Copy the data exactly; pictures stay out of the copy.

- _Working data_:
-=-=-
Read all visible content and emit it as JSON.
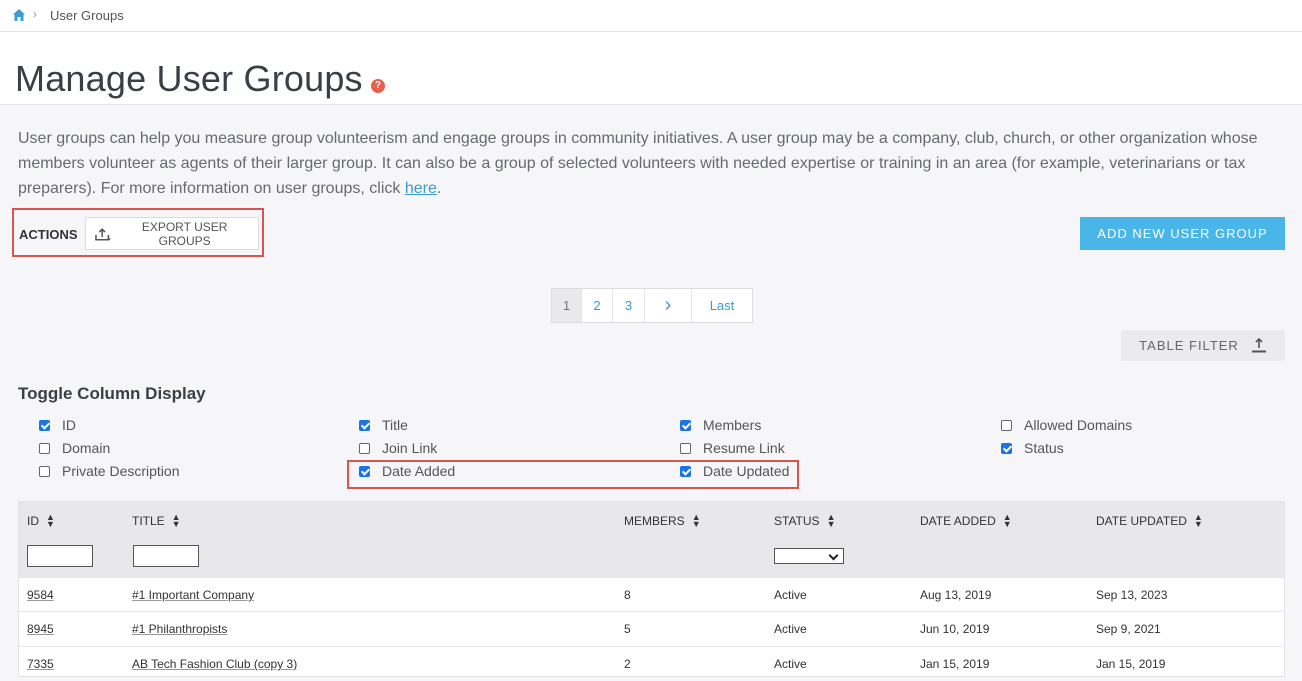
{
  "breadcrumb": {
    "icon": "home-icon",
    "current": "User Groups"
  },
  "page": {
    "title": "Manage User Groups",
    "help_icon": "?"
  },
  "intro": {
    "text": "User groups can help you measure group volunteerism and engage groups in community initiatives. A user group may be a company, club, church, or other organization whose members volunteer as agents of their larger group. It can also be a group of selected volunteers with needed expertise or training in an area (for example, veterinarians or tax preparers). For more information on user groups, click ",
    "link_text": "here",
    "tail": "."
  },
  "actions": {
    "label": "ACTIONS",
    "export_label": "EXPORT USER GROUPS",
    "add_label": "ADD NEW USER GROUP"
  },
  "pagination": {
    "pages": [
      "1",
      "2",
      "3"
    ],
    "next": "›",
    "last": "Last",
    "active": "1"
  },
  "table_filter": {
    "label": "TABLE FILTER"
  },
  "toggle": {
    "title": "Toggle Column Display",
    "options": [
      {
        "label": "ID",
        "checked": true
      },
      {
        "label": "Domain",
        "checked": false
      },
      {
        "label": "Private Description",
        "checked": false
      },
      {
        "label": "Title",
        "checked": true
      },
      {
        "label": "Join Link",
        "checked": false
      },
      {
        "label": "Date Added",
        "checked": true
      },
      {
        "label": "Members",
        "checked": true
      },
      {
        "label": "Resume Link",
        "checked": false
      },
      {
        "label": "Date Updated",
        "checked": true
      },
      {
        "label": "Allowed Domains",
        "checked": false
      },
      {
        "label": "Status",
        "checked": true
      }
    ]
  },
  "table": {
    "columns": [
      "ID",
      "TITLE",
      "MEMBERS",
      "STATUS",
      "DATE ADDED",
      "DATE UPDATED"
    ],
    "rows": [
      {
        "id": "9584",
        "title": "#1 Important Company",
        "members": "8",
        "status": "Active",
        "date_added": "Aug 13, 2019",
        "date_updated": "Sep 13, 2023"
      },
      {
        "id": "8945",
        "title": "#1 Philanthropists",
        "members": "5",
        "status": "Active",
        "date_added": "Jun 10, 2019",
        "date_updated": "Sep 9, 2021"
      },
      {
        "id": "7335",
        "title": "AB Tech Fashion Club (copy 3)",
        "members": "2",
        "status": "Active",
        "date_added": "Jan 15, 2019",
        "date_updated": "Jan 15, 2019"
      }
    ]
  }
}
-=-=-
- _Full solution_:
Read all visible content and emit it as JSON.
{
  "breadcrumb": {
    "icon": "home-icon",
    "current": "User Groups"
  },
  "page": {
    "title": "Manage User Groups",
    "help_icon": "?"
  },
  "intro": {
    "text": "User groups can help you measure group volunteerism and engage groups in community initiatives. A user group may be a company, club, church, or other organization whose members volunteer as agents of their larger group. It can also be a group of selected volunteers with needed expertise or training in an area (for example, veterinarians or tax preparers). For more information on user groups, click ",
    "link_text": "here",
    "tail": "."
  },
  "actions": {
    "label": "ACTIONS",
    "export_label": "EXPORT USER GROUPS",
    "add_label": "ADD NEW USER GROUP"
  },
  "pagination": {
    "pages": [
      "1",
      "2",
      "3"
    ],
    "next": "›",
    "last": "Last",
    "active": "1"
  },
  "table_filter": {
    "label": "TABLE FILTER"
  },
  "toggle": {
    "title": "Toggle Column Display",
    "options": [
      {
        "label": "ID",
        "checked": true
      },
      {
        "label": "Domain",
        "checked": false
      },
      {
        "label": "Private Description",
        "checked": false
      },
      {
        "label": "Title",
        "checked": true
      },
      {
        "label": "Join Link",
        "checked": false
      },
      {
        "label": "Date Added",
        "checked": true
      },
      {
        "label": "Members",
        "checked": true
      },
      {
        "label": "Resume Link",
        "checked": false
      },
      {
        "label": "Date Updated",
        "checked": true
      },
      {
        "label": "Allowed Domains",
        "checked": false
      },
      {
        "label": "Status",
        "checked": true
      }
    ]
  },
  "table": {
    "columns": [
      "ID",
      "TITLE",
      "MEMBERS",
      "STATUS",
      "DATE ADDED",
      "DATE UPDATED"
    ],
    "rows": [
      {
        "id": "9584",
        "title": "#1 Important Company",
        "members": "8",
        "status": "Active",
        "date_added": "Aug 13, 2019",
        "date_updated": "Sep 13, 2023"
      },
      {
        "id": "8945",
        "title": "#1 Philanthropists",
        "members": "5",
        "status": "Active",
        "date_added": "Jun 10, 2019",
        "date_updated": "Sep 9, 2021"
      },
      {
        "id": "7335",
        "title": "AB Tech Fashion Club (copy 3)",
        "members": "2",
        "status": "Active",
        "date_added": "Jan 15, 2019",
        "date_updated": "Jan 15, 2019"
      }
    ]
  }
}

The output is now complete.